◆ WHAT TO PRODUCE
Your answer should be a single number: the count of lines that include "Note".

◆ MATERIAL FOR THIS EXERCISE
━━━━━━━━━━━━━━━━
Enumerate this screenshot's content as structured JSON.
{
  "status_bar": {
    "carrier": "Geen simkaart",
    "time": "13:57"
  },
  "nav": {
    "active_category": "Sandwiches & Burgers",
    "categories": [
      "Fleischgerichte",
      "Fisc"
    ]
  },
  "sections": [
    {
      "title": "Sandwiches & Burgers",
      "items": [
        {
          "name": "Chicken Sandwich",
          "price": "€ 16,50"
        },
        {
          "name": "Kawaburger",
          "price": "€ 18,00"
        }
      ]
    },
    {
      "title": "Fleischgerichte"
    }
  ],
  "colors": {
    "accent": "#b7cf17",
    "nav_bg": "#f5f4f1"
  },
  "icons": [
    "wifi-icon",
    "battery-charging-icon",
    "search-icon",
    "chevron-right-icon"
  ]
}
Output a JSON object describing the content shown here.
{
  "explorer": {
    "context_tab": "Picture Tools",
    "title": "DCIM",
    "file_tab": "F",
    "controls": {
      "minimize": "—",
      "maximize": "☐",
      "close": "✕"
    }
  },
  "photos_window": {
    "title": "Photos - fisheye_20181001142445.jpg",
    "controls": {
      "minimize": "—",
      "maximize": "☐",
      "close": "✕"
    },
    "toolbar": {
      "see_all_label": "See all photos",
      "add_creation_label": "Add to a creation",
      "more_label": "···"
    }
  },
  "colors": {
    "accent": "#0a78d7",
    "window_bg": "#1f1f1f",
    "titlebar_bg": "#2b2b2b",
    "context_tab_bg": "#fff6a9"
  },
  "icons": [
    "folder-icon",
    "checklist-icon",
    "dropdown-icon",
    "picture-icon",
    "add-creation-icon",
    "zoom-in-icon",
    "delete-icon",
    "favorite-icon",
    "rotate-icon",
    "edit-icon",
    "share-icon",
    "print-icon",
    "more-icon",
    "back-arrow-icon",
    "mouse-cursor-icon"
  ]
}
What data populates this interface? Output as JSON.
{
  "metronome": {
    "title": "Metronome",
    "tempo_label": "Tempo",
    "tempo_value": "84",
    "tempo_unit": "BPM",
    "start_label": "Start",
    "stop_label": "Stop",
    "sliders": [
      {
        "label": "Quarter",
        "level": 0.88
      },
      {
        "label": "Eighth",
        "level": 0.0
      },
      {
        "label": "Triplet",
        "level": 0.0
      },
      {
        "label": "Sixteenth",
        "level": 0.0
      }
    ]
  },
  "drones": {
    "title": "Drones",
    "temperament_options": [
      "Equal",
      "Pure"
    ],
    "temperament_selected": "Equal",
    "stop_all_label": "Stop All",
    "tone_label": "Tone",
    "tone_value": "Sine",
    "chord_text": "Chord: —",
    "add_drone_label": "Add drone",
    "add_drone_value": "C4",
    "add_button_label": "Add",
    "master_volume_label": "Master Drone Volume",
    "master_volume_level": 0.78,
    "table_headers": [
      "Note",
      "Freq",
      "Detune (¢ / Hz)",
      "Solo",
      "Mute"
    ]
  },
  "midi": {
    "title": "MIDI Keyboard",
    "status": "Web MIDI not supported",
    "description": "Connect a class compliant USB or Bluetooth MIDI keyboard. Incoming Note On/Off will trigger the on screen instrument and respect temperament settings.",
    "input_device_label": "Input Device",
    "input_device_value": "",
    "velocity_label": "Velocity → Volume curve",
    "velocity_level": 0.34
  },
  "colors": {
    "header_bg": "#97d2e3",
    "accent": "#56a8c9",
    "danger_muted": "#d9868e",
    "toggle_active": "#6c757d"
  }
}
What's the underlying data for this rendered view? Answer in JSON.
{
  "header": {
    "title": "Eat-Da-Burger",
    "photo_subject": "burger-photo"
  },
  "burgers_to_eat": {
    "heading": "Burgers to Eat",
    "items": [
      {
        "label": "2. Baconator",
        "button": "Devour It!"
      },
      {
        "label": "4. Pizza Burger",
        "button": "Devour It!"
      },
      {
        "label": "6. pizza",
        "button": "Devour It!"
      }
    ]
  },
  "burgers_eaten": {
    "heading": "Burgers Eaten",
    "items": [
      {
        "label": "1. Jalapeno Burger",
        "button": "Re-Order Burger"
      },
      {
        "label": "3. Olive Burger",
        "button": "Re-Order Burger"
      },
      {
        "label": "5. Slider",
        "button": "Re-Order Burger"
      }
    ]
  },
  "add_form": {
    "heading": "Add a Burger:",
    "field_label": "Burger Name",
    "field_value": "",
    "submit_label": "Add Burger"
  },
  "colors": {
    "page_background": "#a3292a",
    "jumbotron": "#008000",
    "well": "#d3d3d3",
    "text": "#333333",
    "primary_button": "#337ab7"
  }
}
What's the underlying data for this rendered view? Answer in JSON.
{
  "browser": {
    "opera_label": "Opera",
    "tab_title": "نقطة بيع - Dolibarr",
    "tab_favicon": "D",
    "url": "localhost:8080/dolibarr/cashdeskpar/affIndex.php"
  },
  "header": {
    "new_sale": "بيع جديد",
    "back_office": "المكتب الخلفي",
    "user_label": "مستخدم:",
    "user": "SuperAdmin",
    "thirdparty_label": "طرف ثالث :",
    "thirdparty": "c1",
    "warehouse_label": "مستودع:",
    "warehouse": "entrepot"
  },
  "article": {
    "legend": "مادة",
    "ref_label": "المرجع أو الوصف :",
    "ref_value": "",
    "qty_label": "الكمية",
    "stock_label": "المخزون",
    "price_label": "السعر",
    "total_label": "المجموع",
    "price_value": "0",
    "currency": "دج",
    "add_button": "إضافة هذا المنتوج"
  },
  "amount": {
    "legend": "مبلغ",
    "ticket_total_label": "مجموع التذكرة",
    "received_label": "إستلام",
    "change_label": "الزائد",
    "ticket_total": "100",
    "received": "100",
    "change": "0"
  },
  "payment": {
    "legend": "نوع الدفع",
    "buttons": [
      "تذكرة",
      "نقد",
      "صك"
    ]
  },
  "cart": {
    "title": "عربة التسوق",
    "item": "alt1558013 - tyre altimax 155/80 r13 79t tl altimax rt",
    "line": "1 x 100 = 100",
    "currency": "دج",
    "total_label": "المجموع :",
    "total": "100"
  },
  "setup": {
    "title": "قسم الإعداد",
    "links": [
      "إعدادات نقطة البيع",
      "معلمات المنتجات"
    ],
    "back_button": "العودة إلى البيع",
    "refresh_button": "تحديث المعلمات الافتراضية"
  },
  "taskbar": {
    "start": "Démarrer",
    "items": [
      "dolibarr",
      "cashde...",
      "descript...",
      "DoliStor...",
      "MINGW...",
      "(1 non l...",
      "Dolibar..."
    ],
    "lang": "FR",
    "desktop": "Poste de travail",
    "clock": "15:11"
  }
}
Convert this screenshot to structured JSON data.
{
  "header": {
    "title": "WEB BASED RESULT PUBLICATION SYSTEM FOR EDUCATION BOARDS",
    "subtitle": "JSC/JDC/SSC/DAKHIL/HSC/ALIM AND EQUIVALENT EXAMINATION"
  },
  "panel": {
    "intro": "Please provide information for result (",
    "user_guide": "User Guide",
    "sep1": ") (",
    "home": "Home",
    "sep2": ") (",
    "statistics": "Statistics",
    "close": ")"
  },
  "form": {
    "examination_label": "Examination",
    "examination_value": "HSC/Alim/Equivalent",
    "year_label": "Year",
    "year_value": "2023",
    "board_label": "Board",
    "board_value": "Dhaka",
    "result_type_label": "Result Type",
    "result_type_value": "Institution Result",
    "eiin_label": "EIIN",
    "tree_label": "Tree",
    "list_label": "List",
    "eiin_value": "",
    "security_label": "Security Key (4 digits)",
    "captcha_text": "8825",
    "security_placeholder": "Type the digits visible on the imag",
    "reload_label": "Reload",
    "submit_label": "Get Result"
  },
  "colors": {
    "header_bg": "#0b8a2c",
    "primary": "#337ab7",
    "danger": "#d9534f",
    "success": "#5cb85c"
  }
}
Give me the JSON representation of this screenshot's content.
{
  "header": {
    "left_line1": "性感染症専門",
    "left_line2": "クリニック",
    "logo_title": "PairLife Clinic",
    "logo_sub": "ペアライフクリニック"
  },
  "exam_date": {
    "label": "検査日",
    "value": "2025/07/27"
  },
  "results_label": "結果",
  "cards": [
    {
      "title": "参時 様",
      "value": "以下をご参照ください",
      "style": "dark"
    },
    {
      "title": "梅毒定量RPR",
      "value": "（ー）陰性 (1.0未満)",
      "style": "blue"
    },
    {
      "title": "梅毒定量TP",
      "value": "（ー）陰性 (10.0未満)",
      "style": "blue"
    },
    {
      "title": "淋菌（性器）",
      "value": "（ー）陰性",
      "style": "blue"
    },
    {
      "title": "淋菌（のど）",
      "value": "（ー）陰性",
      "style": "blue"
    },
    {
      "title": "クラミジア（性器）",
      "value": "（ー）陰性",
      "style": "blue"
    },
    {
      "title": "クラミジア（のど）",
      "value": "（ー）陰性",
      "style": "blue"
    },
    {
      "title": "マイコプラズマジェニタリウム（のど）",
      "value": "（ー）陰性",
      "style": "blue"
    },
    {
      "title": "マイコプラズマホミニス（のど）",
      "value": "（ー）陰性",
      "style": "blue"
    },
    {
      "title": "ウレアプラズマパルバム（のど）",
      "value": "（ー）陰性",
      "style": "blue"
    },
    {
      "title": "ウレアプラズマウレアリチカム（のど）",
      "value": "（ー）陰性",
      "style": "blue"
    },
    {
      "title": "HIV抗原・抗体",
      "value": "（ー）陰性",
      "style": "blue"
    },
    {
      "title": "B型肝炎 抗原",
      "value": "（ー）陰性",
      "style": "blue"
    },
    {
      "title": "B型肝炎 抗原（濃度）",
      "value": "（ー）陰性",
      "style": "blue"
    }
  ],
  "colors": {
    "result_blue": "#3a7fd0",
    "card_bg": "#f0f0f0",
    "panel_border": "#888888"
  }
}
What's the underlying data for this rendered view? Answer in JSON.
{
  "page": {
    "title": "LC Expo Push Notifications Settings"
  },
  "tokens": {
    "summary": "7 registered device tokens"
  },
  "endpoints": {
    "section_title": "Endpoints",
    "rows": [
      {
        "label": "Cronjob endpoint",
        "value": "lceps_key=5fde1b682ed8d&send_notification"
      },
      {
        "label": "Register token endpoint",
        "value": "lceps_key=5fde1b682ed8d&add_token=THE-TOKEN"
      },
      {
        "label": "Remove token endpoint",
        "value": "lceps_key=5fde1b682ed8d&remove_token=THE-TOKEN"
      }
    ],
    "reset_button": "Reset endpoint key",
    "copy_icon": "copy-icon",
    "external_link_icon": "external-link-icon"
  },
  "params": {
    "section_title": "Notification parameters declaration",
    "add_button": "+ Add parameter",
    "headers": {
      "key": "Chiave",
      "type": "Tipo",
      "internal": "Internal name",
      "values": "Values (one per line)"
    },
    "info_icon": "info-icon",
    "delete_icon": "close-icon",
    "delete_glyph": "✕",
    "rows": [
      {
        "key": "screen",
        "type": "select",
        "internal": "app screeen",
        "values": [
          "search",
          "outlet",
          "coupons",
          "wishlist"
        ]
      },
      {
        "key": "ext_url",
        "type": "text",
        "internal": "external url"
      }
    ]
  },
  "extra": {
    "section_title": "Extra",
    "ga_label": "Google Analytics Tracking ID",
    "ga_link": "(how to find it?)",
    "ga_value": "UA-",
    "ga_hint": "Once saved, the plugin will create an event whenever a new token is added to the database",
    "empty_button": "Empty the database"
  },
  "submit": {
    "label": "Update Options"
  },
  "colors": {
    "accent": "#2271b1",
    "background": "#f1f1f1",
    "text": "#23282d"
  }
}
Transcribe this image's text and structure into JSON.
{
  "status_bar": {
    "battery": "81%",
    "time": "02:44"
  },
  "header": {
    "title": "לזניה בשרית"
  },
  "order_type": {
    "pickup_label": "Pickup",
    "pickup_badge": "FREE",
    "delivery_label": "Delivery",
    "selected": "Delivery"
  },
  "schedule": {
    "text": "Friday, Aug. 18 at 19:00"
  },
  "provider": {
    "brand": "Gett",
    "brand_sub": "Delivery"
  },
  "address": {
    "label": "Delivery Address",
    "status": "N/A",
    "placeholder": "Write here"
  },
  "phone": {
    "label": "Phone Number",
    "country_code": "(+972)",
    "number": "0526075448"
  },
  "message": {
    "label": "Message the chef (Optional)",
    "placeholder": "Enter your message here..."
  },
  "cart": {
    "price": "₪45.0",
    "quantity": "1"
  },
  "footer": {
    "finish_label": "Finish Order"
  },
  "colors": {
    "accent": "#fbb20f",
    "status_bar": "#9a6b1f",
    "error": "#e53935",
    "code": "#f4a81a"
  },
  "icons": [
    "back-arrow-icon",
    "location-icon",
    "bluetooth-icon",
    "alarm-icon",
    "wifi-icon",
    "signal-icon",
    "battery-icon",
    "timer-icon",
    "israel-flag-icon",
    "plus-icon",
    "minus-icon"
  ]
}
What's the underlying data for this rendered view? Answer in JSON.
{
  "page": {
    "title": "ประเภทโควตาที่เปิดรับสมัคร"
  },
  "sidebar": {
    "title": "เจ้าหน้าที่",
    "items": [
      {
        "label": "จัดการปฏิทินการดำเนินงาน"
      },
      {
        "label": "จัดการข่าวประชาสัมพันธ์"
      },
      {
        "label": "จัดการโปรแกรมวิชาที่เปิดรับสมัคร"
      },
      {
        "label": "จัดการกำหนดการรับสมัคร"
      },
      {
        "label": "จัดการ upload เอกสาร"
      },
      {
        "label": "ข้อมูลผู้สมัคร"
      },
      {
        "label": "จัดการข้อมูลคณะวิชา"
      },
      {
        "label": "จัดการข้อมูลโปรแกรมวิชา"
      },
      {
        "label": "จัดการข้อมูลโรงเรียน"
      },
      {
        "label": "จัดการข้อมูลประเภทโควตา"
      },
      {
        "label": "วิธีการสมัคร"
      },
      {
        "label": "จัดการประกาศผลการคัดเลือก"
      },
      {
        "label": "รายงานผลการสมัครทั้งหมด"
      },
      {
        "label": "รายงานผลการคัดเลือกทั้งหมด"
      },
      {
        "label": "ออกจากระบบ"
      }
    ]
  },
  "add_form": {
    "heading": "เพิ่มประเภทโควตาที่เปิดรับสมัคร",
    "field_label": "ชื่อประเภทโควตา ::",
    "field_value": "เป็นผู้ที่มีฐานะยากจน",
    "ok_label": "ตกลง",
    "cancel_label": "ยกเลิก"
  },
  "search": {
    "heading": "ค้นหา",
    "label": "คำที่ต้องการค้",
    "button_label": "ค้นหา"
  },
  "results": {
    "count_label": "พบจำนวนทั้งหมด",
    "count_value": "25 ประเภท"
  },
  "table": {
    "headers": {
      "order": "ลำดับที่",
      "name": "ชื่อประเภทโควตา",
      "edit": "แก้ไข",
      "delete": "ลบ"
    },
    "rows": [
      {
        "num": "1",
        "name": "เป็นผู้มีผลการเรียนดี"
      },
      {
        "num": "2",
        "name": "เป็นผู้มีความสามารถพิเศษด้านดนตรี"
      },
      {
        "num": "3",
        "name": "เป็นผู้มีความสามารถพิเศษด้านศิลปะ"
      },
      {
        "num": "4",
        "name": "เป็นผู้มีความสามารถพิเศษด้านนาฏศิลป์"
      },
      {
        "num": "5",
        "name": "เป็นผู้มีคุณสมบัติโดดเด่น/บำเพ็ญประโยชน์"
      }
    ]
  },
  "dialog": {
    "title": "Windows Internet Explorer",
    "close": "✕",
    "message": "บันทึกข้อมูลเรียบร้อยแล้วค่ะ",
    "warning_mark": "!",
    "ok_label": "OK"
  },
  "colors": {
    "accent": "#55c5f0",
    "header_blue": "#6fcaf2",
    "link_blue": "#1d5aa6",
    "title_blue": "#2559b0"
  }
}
━━━━━━━━━━━━━━━━
◆ EXPECTED ANSWER
2